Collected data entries
◆ ◆ ◆ ◆ ◆ ◆ ◆

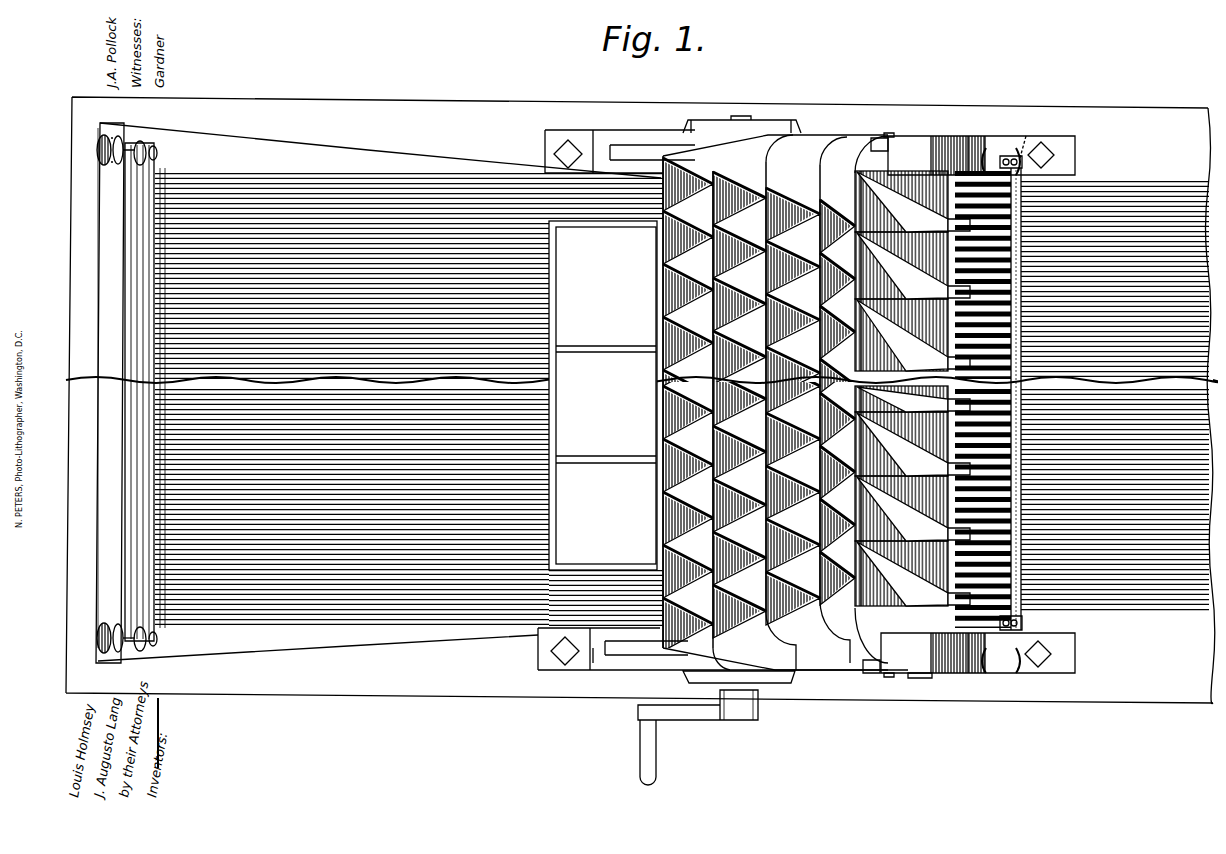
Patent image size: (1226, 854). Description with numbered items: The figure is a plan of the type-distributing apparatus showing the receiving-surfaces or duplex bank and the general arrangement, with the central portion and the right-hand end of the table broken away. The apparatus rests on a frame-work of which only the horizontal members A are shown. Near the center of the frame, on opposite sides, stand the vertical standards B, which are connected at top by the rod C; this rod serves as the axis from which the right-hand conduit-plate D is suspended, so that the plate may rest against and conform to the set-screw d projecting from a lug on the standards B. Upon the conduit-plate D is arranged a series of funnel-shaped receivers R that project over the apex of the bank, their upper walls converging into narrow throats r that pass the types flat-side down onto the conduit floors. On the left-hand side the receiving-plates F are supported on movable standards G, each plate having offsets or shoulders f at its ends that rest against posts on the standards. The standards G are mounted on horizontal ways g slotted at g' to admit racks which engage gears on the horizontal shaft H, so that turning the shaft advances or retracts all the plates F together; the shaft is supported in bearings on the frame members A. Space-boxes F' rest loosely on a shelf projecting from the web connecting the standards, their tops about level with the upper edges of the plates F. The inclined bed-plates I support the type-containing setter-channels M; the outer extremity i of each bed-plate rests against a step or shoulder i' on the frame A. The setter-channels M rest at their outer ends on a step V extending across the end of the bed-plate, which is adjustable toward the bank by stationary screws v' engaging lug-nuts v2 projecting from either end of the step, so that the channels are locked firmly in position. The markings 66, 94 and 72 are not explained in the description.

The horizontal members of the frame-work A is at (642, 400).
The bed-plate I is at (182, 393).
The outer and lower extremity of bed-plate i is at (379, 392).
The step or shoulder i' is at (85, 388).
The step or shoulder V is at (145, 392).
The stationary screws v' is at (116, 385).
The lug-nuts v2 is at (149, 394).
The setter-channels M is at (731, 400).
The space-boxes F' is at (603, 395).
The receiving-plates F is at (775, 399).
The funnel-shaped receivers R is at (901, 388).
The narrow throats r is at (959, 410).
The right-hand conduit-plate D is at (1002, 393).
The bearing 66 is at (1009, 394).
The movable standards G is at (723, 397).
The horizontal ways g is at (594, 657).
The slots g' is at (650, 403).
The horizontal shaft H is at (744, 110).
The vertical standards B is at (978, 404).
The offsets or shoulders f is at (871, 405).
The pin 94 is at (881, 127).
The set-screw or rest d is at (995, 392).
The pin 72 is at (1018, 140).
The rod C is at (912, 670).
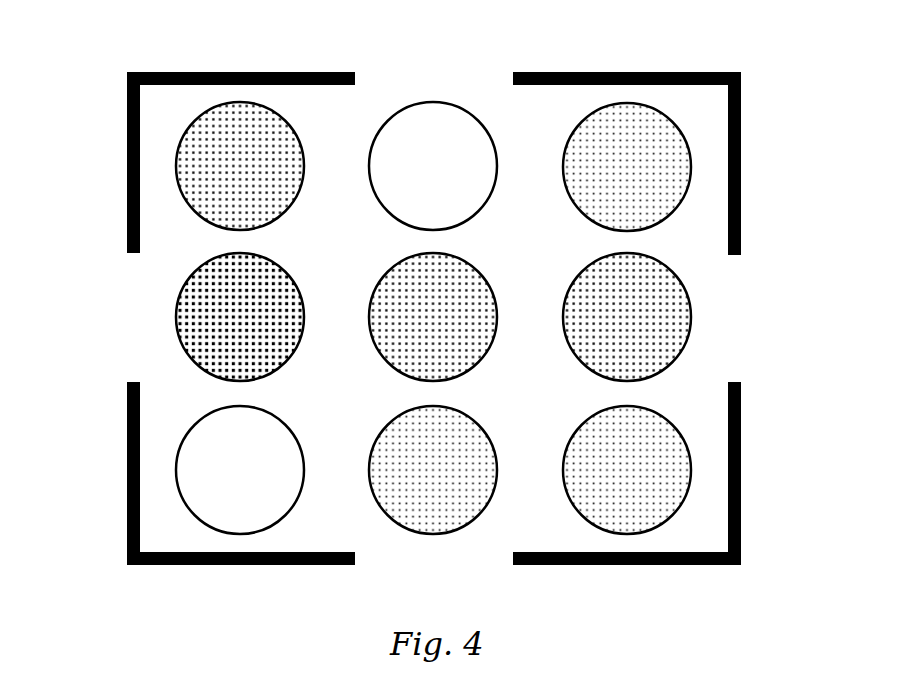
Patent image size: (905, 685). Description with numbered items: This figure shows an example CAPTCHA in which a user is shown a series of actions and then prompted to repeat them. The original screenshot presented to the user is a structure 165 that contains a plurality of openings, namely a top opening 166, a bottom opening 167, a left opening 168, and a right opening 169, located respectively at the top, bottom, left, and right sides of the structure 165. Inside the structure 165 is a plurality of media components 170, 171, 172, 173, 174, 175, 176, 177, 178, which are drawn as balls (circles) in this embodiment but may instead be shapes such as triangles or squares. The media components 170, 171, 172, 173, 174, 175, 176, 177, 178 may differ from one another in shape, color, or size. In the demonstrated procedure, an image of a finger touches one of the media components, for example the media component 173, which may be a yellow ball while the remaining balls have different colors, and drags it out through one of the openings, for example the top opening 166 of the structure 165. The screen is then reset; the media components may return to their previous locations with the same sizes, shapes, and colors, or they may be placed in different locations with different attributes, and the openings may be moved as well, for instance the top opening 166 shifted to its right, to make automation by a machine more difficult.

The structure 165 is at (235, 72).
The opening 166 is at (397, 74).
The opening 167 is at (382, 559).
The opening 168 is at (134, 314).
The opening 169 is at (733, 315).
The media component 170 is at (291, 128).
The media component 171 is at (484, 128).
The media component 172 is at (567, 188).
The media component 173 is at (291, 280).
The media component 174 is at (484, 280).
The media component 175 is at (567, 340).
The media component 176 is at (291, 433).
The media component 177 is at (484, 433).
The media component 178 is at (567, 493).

◆ ◆ ◆ ◆ ◆ ◆ ◆

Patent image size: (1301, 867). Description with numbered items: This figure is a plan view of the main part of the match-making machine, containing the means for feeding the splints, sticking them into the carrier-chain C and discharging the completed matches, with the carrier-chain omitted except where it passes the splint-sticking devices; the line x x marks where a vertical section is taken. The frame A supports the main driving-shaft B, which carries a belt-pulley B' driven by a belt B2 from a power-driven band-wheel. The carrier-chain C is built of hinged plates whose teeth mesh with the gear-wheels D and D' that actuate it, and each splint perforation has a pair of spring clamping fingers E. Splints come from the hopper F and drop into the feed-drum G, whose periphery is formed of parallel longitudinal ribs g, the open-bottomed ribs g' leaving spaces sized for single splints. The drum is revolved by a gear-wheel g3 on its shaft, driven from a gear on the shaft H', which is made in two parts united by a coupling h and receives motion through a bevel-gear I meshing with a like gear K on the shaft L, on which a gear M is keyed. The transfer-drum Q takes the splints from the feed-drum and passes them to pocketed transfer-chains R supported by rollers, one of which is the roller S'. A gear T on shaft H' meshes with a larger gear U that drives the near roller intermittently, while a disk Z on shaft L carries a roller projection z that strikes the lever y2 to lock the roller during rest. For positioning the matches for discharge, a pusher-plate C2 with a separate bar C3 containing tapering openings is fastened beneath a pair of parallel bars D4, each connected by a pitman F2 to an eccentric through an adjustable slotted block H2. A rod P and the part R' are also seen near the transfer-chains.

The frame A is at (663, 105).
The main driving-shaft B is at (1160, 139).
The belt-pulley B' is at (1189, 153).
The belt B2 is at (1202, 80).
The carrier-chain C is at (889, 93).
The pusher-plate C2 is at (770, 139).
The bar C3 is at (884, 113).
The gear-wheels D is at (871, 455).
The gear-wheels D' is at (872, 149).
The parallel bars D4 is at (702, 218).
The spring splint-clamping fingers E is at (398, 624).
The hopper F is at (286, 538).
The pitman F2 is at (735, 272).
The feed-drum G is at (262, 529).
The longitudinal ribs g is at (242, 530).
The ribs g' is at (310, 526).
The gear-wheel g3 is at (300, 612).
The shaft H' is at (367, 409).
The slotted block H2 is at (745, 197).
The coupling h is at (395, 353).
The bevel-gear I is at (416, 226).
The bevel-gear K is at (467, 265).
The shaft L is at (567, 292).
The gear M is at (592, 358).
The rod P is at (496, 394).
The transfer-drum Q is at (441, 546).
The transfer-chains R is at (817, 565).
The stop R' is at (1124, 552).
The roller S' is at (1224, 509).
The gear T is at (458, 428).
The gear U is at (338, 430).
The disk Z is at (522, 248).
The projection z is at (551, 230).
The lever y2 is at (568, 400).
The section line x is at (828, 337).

◆ ◆ ◆ ◆ ◆ ◆ ◆

* [DIRECTION]:
Output the lines above without any change, from the line with "Patent image size: (1301, 867)." up to and including the line with "The carrier-chain C is at (889, 93).".

* [CORRECT ANSWER]:
Patent image size: (1301, 867). Description with numbered items: This figure is a plan view of the main part of the match-making machine, containing the means for feeding the splints, sticking them into the carrier-chain C and discharging the completed matches, with the carrier-chain omitted except where it passes the splint-sticking devices; the line x x marks where a vertical section is taken. The frame A supports the main driving-shaft B, which carries a belt-pulley B' driven by a belt B2 from a power-driven band-wheel. The carrier-chain C is built of hinged plates whose teeth mesh with the gear-wheels D and D' that actuate it, and each splint perforation has a pair of spring clamping fingers E. Splints come from the hopper F and drop into the feed-drum G, whose periphery is formed of parallel longitudinal ribs g, the open-bottomed ribs g' leaving spaces sized for single splints. The drum is revolved by a gear-wheel g3 on its shaft, driven from a gear on the shaft H', which is made in two parts united by a coupling h and receives motion through a bevel-gear I meshing with a like gear K on the shaft L, on which a gear M is keyed. The transfer-drum Q takes the splints from the feed-drum and passes them to pocketed transfer-chains R supported by rollers, one of which is the roller S'. A gear T on shaft H' meshes with a larger gear U that drives the near roller intermittently, while a disk Z on shaft L carries a roller projection z that strikes the lever y2 to lock the roller during rest. For positioning the matches for discharge, a pusher-plate C2 with a separate bar C3 containing tapering openings is fastened beneath a pair of parallel bars D4, each connected by a pitman F2 to an eccentric through an adjustable slotted block H2. A rod P and the part R' are also seen near the transfer-chains.

The frame A is at (663, 105).
The main driving-shaft B is at (1160, 139).
The belt-pulley B' is at (1189, 153).
The belt B2 is at (1202, 80).
The carrier-chain C is at (889, 93).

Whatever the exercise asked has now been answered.